## [Stated goal]
Reply with one number: the count of lines in the records below that hold "humoris".

+--

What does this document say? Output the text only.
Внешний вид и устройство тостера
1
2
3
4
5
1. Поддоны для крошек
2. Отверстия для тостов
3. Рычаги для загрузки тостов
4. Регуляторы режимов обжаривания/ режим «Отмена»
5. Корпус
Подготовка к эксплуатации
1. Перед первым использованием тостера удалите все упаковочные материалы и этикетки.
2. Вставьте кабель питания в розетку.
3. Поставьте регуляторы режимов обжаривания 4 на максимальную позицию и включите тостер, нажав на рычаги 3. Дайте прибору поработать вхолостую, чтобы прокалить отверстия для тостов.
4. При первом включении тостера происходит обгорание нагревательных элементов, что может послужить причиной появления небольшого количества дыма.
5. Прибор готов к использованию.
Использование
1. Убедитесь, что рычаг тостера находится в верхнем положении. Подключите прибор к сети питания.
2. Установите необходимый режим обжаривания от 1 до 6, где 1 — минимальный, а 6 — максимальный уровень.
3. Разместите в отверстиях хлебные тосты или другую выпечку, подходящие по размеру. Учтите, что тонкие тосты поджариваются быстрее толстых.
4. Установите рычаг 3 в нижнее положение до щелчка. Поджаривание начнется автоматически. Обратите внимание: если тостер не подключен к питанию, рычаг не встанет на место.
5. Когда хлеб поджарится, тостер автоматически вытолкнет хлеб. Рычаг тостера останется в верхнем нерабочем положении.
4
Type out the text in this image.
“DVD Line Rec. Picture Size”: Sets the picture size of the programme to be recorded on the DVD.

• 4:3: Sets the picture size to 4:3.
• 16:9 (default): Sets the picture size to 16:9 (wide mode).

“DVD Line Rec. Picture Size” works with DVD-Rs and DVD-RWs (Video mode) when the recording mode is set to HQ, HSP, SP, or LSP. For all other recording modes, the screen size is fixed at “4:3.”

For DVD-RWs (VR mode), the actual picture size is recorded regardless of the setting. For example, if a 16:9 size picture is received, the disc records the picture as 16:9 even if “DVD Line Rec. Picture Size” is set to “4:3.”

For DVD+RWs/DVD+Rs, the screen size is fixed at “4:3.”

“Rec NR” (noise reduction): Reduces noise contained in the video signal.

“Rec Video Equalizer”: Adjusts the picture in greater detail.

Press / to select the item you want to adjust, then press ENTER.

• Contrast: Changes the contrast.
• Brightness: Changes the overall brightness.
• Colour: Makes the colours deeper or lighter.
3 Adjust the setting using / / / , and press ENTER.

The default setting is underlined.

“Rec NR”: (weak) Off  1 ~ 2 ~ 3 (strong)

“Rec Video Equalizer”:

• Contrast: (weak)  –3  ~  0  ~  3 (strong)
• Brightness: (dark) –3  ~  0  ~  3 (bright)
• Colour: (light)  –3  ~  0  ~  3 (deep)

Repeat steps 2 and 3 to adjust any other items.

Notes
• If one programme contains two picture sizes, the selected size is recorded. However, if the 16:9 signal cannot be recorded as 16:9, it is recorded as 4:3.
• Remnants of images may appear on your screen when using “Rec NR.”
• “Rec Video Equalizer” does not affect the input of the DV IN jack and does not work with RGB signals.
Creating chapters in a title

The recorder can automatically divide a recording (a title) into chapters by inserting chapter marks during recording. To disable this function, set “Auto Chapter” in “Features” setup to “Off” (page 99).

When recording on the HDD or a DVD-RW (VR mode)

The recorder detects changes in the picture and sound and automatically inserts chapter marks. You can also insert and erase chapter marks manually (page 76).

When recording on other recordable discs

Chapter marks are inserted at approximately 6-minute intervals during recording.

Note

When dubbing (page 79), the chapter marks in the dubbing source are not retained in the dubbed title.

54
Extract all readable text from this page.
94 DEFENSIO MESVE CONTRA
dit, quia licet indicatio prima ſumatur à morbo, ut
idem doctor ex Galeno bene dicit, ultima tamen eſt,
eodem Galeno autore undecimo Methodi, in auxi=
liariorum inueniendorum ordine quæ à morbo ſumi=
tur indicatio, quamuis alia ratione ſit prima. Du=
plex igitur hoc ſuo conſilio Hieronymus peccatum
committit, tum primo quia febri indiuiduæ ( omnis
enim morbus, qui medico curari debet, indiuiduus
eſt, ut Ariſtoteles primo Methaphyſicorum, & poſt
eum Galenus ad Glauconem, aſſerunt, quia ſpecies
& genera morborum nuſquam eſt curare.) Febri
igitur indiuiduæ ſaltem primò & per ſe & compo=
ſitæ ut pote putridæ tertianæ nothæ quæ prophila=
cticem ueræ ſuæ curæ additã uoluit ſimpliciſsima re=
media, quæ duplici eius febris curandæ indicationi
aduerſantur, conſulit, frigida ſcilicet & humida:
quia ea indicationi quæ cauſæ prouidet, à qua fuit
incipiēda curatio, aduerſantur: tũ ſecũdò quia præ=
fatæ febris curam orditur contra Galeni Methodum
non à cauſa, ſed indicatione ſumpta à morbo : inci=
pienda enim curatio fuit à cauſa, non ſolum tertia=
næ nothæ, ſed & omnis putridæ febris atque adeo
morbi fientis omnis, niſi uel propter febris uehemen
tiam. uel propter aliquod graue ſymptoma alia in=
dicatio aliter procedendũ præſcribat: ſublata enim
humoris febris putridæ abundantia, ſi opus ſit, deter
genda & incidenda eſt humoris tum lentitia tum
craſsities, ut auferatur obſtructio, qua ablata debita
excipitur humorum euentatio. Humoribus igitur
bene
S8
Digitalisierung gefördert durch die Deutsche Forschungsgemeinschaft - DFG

+--

## [Exercise result]
2